YOUR OBJECTIVE =
Among the entries, which lines carry the string "Adobe"? Copy each of them.

========================================

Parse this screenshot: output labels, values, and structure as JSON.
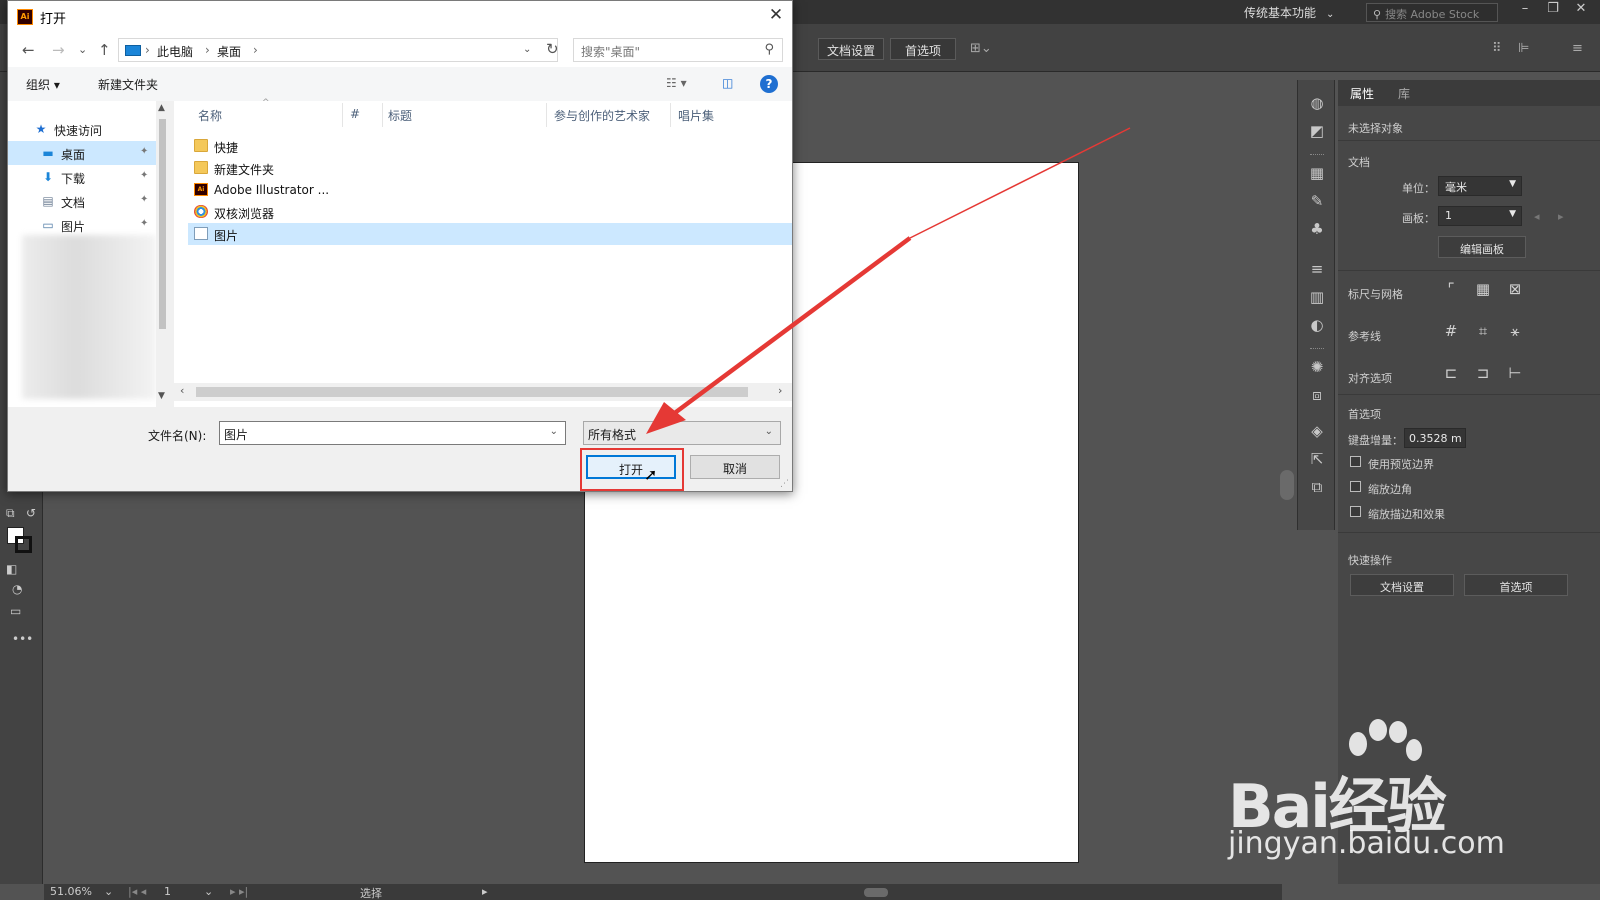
{
  "app": {
    "workspace": "传统基本功能",
    "stock_search_placeholder": "搜索 Adobe Stock",
    "control_bar": {
      "doc_setup": "文档设置",
      "preferences": "首选项"
    },
    "status": {
      "zoom": "51.06%",
      "artboard_num": "1",
      "tool_name": "选择"
    }
  },
  "properties_panel": {
    "tabs": [
      "属性",
      "库"
    ],
    "no_selection": "未选择对象",
    "section_document": "文档",
    "units_label": "单位：",
    "units_value": "毫米",
    "artboard_label": "画板：",
    "artboard_value": "1",
    "edit_artboards": "编辑画板",
    "rulers_grids": "标尺与网格",
    "guides": "参考线",
    "snap_options": "对齐选项",
    "section_prefs": "首选项",
    "keyboard_increment_label": "键盘增量：",
    "keyboard_increment_value": "0.3528 m",
    "chk_preview_bounds": "使用预览边界",
    "chk_scale_corners": "缩放边角",
    "chk_scale_strokes": "缩放描边和效果",
    "section_quick": "快速操作",
    "quick_doc_setup": "文档设置",
    "quick_prefs": "首选项"
  },
  "dialog": {
    "title": "打开",
    "app_icon": "Ai",
    "breadcrumb": [
      "此电脑",
      "桌面"
    ],
    "search_placeholder": "搜索\"桌面\"",
    "cmd_organize": "组织 ▾",
    "cmd_new_folder": "新建文件夹",
    "help": "?",
    "nav": {
      "quick_access": "快速访问",
      "items": [
        "桌面",
        "下载",
        "文档",
        "图片"
      ]
    },
    "columns": [
      "名称",
      "#",
      "标题",
      "参与创作的艺术家",
      "唱片集"
    ],
    "files": [
      {
        "name": "快捷",
        "icon": "folder-icon"
      },
      {
        "name": "新建文件夹",
        "icon": "folder-icon"
      },
      {
        "name": "Adobe Illustrator ...",
        "icon": "illustrator-icon"
      },
      {
        "name": "双核浏览器",
        "icon": "browser-icon"
      },
      {
        "name": "图片",
        "icon": "picture-file-icon"
      }
    ],
    "filename_label": "文件名(N):",
    "filename_value": "图片",
    "filetype_value": "所有格式",
    "open_btn": "打开",
    "cancel_btn": "取消"
  },
  "watermark": {
    "brand": "Bai经验",
    "url": "jingyan.baidu.com"
  },
  "colors": {
    "highlight": "#e53935",
    "selection": "#cce8ff",
    "primary_border": "#0078d7"
  }
}
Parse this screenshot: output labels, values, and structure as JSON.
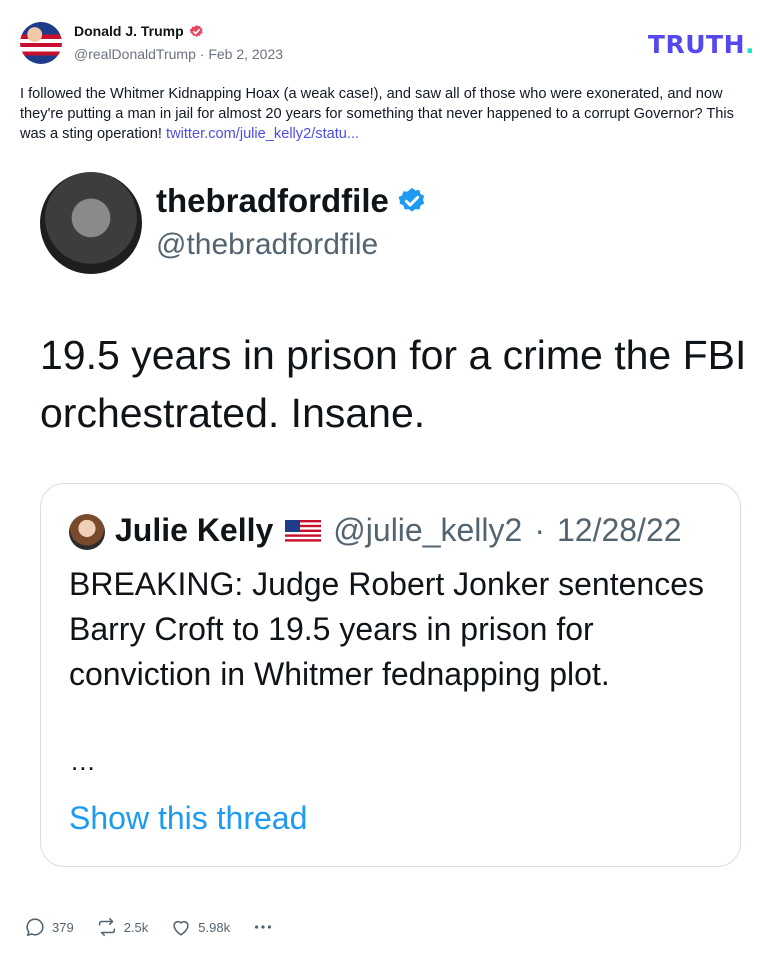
{
  "author": {
    "display_name": "Donald J. Trump",
    "handle": "@realDonaldTrump",
    "separator": "·",
    "date": "Feb 2, 2023"
  },
  "brand": {
    "logo_text": "TRUTH",
    "logo_dot": ".",
    "primary_color": "#5448ee",
    "dot_color": "#17e8c9"
  },
  "post": {
    "text": "I followed the Whitmer Kidnapping Hoax (a weak case!), and saw all of those who were exonerated, and now they're putting a man in jail for almost 20 years for something that never happened to a corrupt Governor? This was a sting operation!",
    "link_text": "twitter.com/julie_kelly2/statu..."
  },
  "embedded_tweet": {
    "name": "thebradfordfile",
    "handle": "@thebradfordfile",
    "text": "19.5 years in prison for a crime the FBI orchestrated. Insane.",
    "quote": {
      "name": "Julie Kelly",
      "flag_icon": "us-flag-icon",
      "handle": "@julie_kelly2",
      "separator": "·",
      "date": "12/28/22",
      "text": "BREAKING: Judge Robert Jonker sentences Barry Croft to 19.5 years in prison for conviction in Whitmer fednapping plot.",
      "ellipsis": "...",
      "show_thread": "Show this thread"
    }
  },
  "actions": {
    "replies": "379",
    "retruths": "2.5k",
    "likes": "5.98k"
  },
  "icons": [
    "verified-icon",
    "reply-icon",
    "retruth-icon",
    "like-icon",
    "more-icon"
  ]
}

========================================

RESULT OF THIS TASK =
    "stock_search_placeholder": "搜索 Adobe Stock",
        "name": "Adobe Illustrator ...",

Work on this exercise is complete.